Goal:
In the article on mandatory retirement for law firm partners, which firms in London are said never to have had a mandatory retirement age?

::: Provided text

Rage, rage against the dying of the light: it's time to rethink mandatory retirement for partners

Law firms need a more positive and inclusive culture for older partners, write Clare Murray, Pooja Dasgupta and Andrew Pavlovic

We are all getting old. In the UK especially so, due to declining fertility rates and people living longer. But are law firm demographics keeping up? There has been a concerted push for diversity and inclusion in gender, ethnicity and other underrepresented groups across the professional services sector, but have we done enough to include older workers and partners – so that we, and our clients, can see the full breadth of modern society reflected in our profession? 

The pressure on older law firm partners is higher than ever before. They have borne the brunt of the multiple waves of severe economic disruption and uncertainty over recent decades, with direct impact on their ability to plan for retirement. With extended periods of caring and financial responsibility both for children and ageing parents, and the rising costs of living, older partners now face more challenges than arguably any of their post-war predecessors. 

We are seeing partners scrutinising the fairness of the mandatory retirement age (MRA) for partners in their firm’s LLP Agreement, primarily because they feel it no longer reflects their personal and professional responsibilities and aspirations, or those of their generation. Some partners challenge the MRA and reach some form of compromise with their firm; others transition to de-equitised or consultant status, or a portfolio career. 

An increasing number of older partners are moving to firms who have either dispensed with an MRA or, in the case of US firms in London, never had one in the first place. These experienced, older partners (and their long-standing client and referrer relationships and market profile) can be an incredible catch for those acquiring firms and provide a brilliant learning and development opportunity for their up and coming generations. The move can also be a rejuvenating and rewarding experience for those partners, especially if it is to a firm with a more flexible partner remuneration structure which can accommodate overperformers of any age. Win-win, surely?

::::::
::: Supplied data

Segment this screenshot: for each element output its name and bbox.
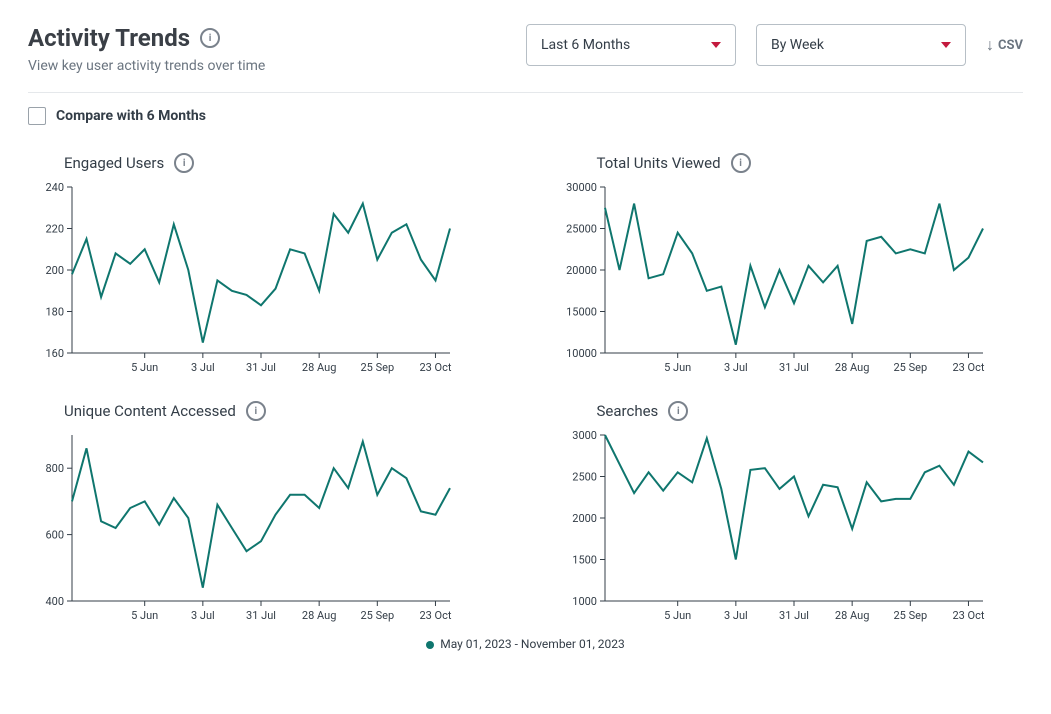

::::::

Task output:
US firms in London.